WHAT THE TASK REQUIRES
Your task is to output the listing word for word, with pictures excluded.

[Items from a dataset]
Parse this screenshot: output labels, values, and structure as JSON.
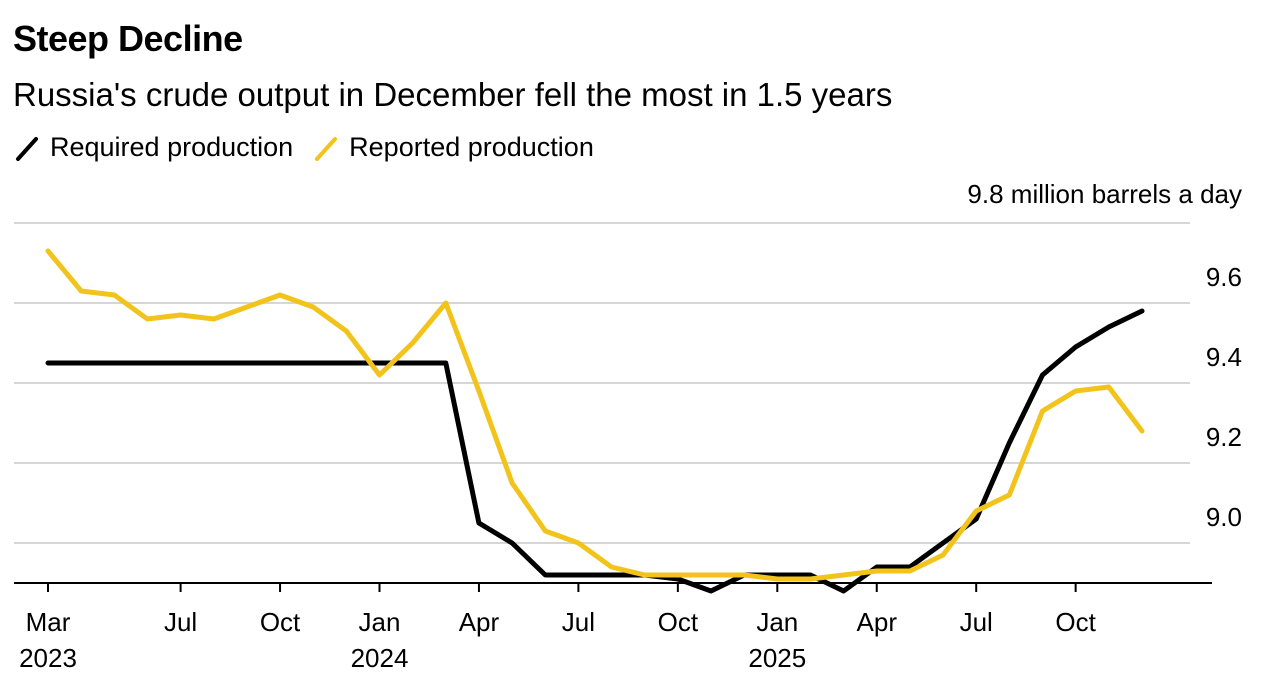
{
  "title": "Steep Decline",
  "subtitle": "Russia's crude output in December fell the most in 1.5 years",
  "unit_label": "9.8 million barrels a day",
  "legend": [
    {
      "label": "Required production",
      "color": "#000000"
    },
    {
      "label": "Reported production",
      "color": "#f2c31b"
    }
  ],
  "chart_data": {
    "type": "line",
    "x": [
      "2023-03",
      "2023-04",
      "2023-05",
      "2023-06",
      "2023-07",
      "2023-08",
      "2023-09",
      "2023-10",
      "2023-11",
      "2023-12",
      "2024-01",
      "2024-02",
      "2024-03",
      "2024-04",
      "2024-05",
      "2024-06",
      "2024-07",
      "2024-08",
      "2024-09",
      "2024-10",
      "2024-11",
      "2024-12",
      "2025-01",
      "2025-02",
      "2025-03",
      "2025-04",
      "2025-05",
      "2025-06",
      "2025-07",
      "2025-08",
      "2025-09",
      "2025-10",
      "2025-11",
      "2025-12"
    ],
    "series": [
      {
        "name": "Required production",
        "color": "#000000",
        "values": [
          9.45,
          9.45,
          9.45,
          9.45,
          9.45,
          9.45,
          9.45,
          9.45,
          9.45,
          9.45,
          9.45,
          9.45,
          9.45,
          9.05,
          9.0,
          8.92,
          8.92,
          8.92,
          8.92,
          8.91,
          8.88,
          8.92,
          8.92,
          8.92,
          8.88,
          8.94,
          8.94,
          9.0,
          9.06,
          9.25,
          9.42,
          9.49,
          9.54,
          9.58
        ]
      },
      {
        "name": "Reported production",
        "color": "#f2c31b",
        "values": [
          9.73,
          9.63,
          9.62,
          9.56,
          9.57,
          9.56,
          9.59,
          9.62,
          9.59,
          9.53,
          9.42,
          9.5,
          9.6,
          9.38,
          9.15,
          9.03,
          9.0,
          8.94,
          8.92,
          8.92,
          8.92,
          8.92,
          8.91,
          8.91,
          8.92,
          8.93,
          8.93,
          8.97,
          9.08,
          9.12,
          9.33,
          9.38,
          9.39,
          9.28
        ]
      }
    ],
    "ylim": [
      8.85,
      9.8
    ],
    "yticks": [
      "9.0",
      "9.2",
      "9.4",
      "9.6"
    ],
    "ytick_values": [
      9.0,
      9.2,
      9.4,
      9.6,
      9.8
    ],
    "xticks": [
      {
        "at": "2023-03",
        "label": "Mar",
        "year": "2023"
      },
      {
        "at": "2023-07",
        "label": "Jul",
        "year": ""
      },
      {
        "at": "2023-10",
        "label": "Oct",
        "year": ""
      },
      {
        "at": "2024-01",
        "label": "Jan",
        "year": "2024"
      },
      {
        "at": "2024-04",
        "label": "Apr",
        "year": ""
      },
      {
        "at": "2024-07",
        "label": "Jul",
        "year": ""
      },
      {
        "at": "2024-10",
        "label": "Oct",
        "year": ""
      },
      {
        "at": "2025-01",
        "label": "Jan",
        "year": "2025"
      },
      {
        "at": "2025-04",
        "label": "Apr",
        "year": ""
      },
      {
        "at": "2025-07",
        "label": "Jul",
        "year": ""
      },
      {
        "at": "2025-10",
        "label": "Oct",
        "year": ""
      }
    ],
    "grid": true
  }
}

TASK SOLUTION
Parse this screenshot: output labels, values, and structure as JSON.
{
  "title": "Steep Decline",
  "subtitle": "Russia's crude output in December fell the most in 1.5 years",
  "unit_label": "9.8 million barrels a day",
  "legend": [
    {
      "label": "Required production",
      "color": "#000000"
    },
    {
      "label": "Reported production",
      "color": "#f2c31b"
    }
  ],
  "chart_data": {
    "type": "line",
    "x": [
      "2023-03",
      "2023-04",
      "2023-05",
      "2023-06",
      "2023-07",
      "2023-08",
      "2023-09",
      "2023-10",
      "2023-11",
      "2023-12",
      "2024-01",
      "2024-02",
      "2024-03",
      "2024-04",
      "2024-05",
      "2024-06",
      "2024-07",
      "2024-08",
      "2024-09",
      "2024-10",
      "2024-11",
      "2024-12",
      "2025-01",
      "2025-02",
      "2025-03",
      "2025-04",
      "2025-05",
      "2025-06",
      "2025-07",
      "2025-08",
      "2025-09",
      "2025-10",
      "2025-11",
      "2025-12"
    ],
    "series": [
      {
        "name": "Required production",
        "color": "#000000",
        "values": [
          9.45,
          9.45,
          9.45,
          9.45,
          9.45,
          9.45,
          9.45,
          9.45,
          9.45,
          9.45,
          9.45,
          9.45,
          9.45,
          9.05,
          9.0,
          8.92,
          8.92,
          8.92,
          8.92,
          8.91,
          8.88,
          8.92,
          8.92,
          8.92,
          8.88,
          8.94,
          8.94,
          9.0,
          9.06,
          9.25,
          9.42,
          9.49,
          9.54,
          9.58
        ]
      },
      {
        "name": "Reported production",
        "color": "#f2c31b",
        "values": [
          9.73,
          9.63,
          9.62,
          9.56,
          9.57,
          9.56,
          9.59,
          9.62,
          9.59,
          9.53,
          9.42,
          9.5,
          9.6,
          9.38,
          9.15,
          9.03,
          9.0,
          8.94,
          8.92,
          8.92,
          8.92,
          8.92,
          8.91,
          8.91,
          8.92,
          8.93,
          8.93,
          8.97,
          9.08,
          9.12,
          9.33,
          9.38,
          9.39,
          9.28
        ]
      }
    ],
    "ylim": [
      8.85,
      9.8
    ],
    "yticks": [
      "9.0",
      "9.2",
      "9.4",
      "9.6"
    ],
    "ytick_values": [
      9.0,
      9.2,
      9.4,
      9.6,
      9.8
    ],
    "xticks": [
      {
        "at": "2023-03",
        "label": "Mar",
        "year": "2023"
      },
      {
        "at": "2023-07",
        "label": "Jul",
        "year": ""
      },
      {
        "at": "2023-10",
        "label": "Oct",
        "year": ""
      },
      {
        "at": "2024-01",
        "label": "Jan",
        "year": "2024"
      },
      {
        "at": "2024-04",
        "label": "Apr",
        "year": ""
      },
      {
        "at": "2024-07",
        "label": "Jul",
        "year": ""
      },
      {
        "at": "2024-10",
        "label": "Oct",
        "year": ""
      },
      {
        "at": "2025-01",
        "label": "Jan",
        "year": "2025"
      },
      {
        "at": "2025-04",
        "label": "Apr",
        "year": ""
      },
      {
        "at": "2025-07",
        "label": "Jul",
        "year": ""
      },
      {
        "at": "2025-10",
        "label": "Oct",
        "year": ""
      }
    ],
    "grid": true
  }
}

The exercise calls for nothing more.